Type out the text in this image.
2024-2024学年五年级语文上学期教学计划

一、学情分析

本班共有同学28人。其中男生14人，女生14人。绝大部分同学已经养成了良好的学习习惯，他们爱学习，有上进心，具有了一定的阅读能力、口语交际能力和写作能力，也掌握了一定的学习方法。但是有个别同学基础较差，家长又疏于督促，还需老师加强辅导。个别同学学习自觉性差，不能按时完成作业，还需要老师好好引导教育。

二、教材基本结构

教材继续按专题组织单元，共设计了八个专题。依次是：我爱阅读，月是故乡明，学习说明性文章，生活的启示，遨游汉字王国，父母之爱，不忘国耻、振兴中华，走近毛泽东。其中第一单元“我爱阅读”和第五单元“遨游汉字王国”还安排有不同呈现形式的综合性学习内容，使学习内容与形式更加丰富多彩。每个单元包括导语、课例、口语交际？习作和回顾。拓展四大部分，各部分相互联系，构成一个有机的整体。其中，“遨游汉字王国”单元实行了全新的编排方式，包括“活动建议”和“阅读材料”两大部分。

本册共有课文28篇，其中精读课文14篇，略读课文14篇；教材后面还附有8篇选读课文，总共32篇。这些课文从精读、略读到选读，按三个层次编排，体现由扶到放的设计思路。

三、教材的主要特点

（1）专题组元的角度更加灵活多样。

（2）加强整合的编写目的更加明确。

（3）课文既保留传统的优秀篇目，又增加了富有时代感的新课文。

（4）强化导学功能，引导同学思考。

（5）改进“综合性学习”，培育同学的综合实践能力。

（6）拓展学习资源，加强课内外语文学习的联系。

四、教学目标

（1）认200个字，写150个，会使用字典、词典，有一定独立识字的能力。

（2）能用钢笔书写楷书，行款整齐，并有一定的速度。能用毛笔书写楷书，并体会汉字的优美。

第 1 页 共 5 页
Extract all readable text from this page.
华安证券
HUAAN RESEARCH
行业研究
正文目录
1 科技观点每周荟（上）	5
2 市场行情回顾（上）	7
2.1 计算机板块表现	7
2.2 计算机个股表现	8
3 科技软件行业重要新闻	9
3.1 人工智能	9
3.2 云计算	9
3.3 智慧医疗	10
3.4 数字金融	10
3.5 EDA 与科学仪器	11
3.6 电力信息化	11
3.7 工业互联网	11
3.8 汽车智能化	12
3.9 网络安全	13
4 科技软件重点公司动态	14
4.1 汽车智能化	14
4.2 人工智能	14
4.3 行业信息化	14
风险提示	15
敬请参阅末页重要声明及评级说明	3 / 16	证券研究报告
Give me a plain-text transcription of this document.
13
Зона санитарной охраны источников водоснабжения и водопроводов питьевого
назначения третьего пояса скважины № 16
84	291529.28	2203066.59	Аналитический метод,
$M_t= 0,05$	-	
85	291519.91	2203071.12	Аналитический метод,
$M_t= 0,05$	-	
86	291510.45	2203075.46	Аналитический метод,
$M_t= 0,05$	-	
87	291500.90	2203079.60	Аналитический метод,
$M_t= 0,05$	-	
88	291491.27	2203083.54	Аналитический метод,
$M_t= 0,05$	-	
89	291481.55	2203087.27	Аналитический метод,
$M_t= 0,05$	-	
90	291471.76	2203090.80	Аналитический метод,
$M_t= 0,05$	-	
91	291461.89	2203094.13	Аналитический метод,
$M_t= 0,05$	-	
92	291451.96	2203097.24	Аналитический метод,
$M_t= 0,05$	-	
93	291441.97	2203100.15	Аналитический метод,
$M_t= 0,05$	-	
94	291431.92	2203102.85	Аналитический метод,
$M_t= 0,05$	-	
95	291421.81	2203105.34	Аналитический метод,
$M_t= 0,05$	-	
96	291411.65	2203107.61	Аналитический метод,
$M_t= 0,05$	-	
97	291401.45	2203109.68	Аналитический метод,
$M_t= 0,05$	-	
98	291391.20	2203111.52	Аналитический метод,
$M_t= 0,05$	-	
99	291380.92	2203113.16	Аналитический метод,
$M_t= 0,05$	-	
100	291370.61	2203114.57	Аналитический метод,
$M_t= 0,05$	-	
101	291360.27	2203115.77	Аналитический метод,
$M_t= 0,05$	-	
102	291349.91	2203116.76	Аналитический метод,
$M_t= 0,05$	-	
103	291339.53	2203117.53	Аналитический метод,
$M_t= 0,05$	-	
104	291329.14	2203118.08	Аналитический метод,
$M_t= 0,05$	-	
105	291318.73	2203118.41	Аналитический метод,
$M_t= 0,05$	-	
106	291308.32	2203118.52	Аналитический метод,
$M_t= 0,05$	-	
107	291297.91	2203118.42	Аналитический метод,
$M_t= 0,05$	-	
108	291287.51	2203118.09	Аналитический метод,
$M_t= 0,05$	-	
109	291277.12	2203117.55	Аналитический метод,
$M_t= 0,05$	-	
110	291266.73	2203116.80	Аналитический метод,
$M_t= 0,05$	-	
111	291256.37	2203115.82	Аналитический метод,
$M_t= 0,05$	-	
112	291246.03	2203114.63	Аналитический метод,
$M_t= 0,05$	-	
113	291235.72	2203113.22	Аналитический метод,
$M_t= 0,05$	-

## What to work on:
Find out how many lines in the listing contain the string "this". Give the number alone.

## Reply to the task:
3